== Task ==
Gather from the material every line that contains the string "resources".

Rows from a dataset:

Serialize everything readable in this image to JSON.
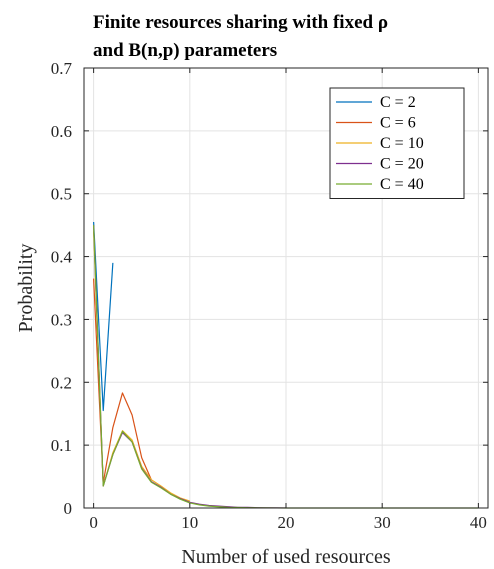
{
  "chart_data": {
    "type": "line",
    "title": [
      "Finite resources sharing with fixed ρ",
      "and B(n,p) parameters"
    ],
    "xlabel": "Number of used resources",
    "ylabel": "Probability",
    "xlim": [
      -1,
      41
    ],
    "ylim": [
      0,
      0.7
    ],
    "xticks": [
      0,
      10,
      20,
      30,
      40
    ],
    "yticks": [
      0,
      0.1,
      0.2,
      0.3,
      0.4,
      0.5,
      0.6,
      0.7
    ],
    "xtick_labels": [
      "0",
      "10",
      "20",
      "30",
      "40"
    ],
    "ytick_labels": [
      "0",
      "0.1",
      "0.2",
      "0.3",
      "0.4",
      "0.5",
      "0.6",
      "0.7"
    ],
    "grid": true,
    "legend_position": "top-right",
    "series": [
      {
        "name": "C = 2",
        "color": "#0072BD",
        "x": [
          0,
          1,
          2
        ],
        "y": [
          0.455,
          0.155,
          0.39
        ]
      },
      {
        "name": "C = 6",
        "color": "#D95319",
        "x": [
          0,
          1,
          2,
          3,
          4,
          5,
          6
        ],
        "y": [
          0.365,
          0.04,
          0.128,
          0.183,
          0.148,
          0.08,
          0.045
        ]
      },
      {
        "name": "C = 10",
        "color": "#EDB120",
        "x": [
          0,
          1,
          2,
          3,
          4,
          5,
          6,
          7,
          8,
          9,
          10
        ],
        "y": [
          0.44,
          0.035,
          0.088,
          0.123,
          0.108,
          0.066,
          0.045,
          0.035,
          0.024,
          0.016,
          0.011
        ]
      },
      {
        "name": "C = 20",
        "color": "#7E2F8E",
        "x": [
          0,
          1,
          2,
          3,
          4,
          5,
          6,
          7,
          8,
          9,
          10,
          11,
          12,
          13,
          14,
          15,
          16,
          17,
          18,
          19,
          20
        ],
        "y": [
          0.45,
          0.035,
          0.085,
          0.12,
          0.105,
          0.063,
          0.042,
          0.033,
          0.022,
          0.015,
          0.009,
          0.006,
          0.004,
          0.003,
          0.002,
          0.001,
          0.001,
          0.0005,
          0.0003,
          0.0002,
          0.0001
        ]
      },
      {
        "name": "C = 40",
        "color": "#77AC30",
        "x": [
          0,
          1,
          2,
          3,
          4,
          5,
          6,
          7,
          8,
          9,
          10,
          11,
          12,
          13,
          14,
          15,
          16,
          17,
          18,
          19,
          20,
          21,
          22,
          23,
          24,
          25,
          26,
          27,
          28,
          29,
          30,
          31,
          32,
          33,
          34,
          35,
          36,
          37,
          38,
          39,
          40
        ],
        "y": [
          0.45,
          0.035,
          0.085,
          0.122,
          0.105,
          0.062,
          0.041,
          0.032,
          0.022,
          0.014,
          0.008,
          0.005,
          0.003,
          0.002,
          0.001,
          0.0008,
          0.0005,
          0.0003,
          0.0002,
          0.0001,
          0,
          0,
          0,
          0,
          0,
          0,
          0,
          0,
          0,
          0,
          0,
          0,
          0,
          0,
          0,
          0,
          0,
          0,
          0,
          0,
          0
        ]
      }
    ]
  }
}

== Worked solution ==
      "Finite resources sharing with fixed ρ",
    "xlabel": "Number of used resources",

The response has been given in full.